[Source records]
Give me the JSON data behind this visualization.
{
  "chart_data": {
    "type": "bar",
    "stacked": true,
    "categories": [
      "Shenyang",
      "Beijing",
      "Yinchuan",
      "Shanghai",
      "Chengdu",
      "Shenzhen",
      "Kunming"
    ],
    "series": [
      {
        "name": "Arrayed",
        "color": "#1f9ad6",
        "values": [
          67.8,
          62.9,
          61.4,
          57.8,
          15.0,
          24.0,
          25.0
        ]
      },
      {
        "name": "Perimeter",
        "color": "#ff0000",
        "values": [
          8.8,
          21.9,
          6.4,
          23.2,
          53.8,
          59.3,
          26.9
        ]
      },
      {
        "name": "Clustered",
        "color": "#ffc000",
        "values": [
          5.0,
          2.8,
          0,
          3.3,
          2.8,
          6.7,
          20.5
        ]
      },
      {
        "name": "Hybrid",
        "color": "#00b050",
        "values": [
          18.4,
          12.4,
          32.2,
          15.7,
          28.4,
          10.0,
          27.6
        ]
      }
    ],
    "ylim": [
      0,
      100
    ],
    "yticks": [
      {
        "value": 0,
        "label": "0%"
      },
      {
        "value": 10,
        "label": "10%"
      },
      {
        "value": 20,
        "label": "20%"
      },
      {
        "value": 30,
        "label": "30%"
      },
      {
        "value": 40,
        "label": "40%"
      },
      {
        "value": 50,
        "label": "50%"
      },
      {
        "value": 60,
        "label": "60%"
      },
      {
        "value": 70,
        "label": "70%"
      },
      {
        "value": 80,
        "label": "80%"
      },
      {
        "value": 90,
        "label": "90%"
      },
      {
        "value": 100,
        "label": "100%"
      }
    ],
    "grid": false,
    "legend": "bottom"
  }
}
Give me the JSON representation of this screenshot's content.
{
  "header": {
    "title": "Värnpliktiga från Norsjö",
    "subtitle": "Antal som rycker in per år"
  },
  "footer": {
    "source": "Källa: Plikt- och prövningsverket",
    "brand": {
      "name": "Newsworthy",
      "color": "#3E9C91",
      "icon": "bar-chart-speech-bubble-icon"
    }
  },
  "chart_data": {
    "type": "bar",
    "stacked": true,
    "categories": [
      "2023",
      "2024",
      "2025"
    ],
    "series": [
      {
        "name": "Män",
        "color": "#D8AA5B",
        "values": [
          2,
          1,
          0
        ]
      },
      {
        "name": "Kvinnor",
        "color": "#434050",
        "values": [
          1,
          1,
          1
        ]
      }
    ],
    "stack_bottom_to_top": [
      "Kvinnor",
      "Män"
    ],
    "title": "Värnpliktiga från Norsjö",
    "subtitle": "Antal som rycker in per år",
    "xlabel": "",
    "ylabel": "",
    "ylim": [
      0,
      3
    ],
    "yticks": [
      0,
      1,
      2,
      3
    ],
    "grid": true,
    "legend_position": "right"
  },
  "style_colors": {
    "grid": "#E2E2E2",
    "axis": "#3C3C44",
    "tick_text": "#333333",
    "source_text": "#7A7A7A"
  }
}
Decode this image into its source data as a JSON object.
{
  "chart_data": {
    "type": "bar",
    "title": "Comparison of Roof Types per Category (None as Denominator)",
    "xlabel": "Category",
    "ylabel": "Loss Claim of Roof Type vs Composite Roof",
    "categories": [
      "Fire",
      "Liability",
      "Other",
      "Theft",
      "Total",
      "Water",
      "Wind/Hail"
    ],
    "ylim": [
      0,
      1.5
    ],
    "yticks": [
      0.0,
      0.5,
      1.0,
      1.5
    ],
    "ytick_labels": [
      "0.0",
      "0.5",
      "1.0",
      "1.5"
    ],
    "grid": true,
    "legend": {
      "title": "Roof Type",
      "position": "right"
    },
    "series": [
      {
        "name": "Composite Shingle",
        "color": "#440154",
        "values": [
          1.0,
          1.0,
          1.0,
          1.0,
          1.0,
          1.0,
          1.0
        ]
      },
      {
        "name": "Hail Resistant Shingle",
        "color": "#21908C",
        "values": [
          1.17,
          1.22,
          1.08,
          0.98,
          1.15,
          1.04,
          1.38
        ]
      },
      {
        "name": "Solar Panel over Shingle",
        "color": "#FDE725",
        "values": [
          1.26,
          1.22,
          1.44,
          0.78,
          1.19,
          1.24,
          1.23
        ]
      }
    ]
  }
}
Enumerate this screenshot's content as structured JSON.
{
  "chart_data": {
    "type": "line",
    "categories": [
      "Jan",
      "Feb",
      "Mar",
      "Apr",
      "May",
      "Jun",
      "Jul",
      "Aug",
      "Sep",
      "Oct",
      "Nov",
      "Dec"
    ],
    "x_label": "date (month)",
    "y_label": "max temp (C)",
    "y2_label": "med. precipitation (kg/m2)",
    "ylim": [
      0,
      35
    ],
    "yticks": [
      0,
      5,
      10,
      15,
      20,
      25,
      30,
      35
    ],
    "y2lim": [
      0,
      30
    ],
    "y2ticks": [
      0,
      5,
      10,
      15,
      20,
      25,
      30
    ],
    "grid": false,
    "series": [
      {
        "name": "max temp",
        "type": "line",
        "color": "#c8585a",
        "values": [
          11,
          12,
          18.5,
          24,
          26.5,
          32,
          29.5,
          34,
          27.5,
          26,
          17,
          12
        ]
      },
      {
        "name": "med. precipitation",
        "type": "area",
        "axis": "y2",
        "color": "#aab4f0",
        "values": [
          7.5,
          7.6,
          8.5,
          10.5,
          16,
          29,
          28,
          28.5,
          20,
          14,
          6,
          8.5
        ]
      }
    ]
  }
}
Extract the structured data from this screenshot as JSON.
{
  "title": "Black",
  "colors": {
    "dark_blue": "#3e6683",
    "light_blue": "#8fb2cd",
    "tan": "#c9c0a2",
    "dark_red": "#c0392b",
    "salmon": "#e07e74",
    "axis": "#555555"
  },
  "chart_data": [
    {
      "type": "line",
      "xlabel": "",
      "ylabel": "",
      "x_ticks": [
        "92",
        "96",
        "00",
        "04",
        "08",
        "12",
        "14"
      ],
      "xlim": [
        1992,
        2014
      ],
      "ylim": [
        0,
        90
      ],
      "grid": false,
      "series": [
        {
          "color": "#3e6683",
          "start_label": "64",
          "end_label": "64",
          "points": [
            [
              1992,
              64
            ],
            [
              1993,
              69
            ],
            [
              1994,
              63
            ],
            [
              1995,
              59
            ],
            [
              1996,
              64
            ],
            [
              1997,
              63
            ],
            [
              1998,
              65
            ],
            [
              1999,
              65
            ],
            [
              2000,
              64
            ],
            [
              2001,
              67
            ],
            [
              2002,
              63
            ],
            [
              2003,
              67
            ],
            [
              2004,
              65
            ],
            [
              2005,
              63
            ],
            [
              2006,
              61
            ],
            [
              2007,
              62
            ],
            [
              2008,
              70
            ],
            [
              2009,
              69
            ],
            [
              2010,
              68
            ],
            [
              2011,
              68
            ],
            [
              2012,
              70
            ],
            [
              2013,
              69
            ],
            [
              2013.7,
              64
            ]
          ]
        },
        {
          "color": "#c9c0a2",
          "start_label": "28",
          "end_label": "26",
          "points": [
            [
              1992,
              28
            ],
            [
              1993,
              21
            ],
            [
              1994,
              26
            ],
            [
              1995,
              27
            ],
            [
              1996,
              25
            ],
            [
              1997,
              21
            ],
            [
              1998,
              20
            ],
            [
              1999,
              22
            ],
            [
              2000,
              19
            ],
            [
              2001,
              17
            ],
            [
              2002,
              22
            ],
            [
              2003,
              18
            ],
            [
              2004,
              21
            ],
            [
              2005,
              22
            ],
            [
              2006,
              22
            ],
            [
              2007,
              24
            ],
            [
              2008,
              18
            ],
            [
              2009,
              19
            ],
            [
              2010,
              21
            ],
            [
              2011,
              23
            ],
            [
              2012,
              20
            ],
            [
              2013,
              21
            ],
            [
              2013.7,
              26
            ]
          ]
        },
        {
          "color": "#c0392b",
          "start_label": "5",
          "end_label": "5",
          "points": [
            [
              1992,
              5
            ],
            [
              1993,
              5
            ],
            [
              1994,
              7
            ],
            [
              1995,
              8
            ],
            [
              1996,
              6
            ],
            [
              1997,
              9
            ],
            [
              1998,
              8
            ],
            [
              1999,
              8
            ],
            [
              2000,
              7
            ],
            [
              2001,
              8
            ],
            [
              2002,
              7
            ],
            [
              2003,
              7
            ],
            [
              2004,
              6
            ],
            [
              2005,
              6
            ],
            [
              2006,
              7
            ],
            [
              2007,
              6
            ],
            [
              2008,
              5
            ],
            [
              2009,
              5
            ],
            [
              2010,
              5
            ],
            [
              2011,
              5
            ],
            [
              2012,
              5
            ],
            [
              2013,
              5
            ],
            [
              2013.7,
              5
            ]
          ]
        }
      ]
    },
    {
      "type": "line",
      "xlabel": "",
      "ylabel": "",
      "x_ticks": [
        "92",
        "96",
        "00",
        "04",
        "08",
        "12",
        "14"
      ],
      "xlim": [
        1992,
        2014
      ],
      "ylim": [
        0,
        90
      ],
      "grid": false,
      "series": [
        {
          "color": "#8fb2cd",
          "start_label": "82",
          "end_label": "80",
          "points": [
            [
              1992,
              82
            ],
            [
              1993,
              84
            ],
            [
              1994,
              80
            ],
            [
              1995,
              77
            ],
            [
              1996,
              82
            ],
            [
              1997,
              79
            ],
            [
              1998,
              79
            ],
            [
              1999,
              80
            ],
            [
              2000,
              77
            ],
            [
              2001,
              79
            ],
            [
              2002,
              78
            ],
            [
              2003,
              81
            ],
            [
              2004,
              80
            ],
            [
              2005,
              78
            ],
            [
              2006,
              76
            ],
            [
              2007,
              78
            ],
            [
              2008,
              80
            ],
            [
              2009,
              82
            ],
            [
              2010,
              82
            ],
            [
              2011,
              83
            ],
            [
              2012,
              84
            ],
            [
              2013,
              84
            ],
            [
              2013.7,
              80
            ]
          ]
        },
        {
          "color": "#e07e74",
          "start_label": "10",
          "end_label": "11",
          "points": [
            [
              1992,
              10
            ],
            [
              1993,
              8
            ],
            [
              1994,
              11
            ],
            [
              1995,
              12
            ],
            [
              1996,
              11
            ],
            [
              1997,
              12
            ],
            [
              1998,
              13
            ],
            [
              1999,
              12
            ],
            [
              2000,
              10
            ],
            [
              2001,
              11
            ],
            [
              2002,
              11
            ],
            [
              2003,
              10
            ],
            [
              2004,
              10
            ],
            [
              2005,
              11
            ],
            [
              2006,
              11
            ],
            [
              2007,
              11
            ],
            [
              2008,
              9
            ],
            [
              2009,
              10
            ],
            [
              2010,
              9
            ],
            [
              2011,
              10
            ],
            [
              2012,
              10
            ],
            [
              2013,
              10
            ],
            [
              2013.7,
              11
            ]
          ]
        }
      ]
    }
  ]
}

Your task: Each line of the material above either contains the word "Antal" or does not; state how many do, and nothing else.

Task response: 2